# Required task:
List each line of the data in which the string "BIAS" appears.

# Given data:

START

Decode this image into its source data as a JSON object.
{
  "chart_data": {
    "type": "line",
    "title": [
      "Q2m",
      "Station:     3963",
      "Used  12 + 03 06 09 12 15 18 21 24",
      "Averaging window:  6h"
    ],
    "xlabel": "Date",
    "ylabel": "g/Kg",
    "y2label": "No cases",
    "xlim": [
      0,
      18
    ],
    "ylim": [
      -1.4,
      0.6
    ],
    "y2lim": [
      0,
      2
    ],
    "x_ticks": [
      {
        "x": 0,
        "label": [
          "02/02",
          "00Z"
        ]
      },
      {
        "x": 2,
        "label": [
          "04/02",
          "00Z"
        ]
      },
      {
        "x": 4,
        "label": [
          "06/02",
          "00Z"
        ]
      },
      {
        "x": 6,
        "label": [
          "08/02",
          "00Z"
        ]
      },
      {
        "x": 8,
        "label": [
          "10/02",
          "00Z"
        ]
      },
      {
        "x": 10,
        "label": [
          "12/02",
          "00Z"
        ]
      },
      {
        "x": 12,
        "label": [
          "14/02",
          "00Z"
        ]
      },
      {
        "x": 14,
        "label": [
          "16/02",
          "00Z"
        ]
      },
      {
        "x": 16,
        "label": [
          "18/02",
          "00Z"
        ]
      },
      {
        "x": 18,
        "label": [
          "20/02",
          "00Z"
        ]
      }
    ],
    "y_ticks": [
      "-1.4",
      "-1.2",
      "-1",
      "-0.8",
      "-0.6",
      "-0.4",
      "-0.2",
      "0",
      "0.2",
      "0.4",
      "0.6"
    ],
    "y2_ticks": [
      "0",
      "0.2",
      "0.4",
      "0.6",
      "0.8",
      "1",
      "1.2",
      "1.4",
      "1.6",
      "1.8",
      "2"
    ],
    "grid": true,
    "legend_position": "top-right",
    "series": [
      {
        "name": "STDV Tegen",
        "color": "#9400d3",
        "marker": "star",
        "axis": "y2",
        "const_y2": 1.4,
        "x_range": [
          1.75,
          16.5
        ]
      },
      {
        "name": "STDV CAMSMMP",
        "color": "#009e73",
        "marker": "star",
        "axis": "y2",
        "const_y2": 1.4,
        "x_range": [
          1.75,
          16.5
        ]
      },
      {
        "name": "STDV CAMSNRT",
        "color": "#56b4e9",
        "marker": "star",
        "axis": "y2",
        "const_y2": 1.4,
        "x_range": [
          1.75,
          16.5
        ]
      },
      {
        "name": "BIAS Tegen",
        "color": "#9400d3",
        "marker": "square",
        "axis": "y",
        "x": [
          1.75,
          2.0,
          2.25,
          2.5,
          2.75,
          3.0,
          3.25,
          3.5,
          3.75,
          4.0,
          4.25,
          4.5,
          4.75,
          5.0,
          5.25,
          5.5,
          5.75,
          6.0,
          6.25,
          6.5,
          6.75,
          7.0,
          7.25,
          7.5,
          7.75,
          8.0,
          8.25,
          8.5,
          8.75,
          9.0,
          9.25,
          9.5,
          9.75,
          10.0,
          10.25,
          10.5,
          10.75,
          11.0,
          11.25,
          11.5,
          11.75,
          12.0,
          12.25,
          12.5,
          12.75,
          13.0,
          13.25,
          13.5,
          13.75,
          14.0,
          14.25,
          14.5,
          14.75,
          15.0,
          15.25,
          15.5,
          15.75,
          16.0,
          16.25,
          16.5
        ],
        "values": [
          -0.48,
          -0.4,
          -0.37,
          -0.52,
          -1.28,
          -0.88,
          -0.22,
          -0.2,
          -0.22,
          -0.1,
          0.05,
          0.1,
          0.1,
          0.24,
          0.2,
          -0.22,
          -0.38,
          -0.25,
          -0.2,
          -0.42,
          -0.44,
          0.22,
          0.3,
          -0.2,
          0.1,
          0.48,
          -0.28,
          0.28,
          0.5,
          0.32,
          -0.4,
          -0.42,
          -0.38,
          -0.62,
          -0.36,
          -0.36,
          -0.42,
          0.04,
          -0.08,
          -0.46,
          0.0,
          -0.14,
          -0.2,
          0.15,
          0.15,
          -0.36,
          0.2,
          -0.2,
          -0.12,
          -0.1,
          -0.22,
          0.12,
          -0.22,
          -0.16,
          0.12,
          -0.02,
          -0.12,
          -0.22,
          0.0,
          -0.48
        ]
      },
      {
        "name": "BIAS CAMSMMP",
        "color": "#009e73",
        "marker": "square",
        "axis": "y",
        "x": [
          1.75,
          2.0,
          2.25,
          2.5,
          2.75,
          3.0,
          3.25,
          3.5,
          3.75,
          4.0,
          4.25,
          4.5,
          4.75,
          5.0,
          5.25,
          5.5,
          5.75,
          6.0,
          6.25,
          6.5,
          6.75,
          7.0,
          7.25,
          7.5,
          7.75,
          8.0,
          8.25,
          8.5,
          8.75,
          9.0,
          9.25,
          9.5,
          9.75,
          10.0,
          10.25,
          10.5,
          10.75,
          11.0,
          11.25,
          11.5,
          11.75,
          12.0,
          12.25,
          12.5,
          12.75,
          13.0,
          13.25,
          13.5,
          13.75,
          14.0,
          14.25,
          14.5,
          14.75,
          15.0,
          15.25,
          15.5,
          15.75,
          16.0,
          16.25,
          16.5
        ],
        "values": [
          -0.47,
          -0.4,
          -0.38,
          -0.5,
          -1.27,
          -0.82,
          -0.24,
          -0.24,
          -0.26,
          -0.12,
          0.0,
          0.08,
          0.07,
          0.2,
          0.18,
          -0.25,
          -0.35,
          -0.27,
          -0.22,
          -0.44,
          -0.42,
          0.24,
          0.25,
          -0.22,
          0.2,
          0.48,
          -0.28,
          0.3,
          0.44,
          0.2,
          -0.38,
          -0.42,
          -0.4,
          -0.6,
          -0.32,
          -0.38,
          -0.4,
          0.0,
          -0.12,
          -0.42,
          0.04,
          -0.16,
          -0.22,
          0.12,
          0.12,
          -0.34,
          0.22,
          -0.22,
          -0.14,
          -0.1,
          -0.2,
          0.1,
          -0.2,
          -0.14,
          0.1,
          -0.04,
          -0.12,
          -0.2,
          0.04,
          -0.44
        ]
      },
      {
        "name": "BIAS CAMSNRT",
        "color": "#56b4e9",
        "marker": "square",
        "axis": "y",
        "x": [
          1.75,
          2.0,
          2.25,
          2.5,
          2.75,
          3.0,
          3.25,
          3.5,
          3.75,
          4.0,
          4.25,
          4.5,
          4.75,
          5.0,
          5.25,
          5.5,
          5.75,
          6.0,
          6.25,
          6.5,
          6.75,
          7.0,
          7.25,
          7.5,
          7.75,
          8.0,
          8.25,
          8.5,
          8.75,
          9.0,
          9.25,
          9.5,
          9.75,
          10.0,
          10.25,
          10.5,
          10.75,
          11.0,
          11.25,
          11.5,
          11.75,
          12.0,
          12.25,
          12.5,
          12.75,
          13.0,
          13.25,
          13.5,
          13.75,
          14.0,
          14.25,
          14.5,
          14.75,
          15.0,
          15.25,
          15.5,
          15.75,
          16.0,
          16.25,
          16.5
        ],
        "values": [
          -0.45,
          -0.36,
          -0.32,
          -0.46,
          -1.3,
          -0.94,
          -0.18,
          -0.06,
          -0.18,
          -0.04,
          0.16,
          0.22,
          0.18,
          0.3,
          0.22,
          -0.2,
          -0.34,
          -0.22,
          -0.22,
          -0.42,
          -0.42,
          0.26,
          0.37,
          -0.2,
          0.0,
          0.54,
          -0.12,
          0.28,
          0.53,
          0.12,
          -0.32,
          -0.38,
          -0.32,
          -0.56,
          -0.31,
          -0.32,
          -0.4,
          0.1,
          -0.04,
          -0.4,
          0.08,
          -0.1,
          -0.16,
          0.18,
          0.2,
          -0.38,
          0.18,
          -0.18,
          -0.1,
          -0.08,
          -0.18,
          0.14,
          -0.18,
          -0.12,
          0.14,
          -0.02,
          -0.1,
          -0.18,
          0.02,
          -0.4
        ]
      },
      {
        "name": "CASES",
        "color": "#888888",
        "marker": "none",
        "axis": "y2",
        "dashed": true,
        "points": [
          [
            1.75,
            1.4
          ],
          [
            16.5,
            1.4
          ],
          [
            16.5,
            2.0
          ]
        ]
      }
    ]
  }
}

END

# Answer in full:
        "name": "BIAS Tegen",
        "name": "BIAS CAMSMMP",
        "name": "BIAS CAMSNRT",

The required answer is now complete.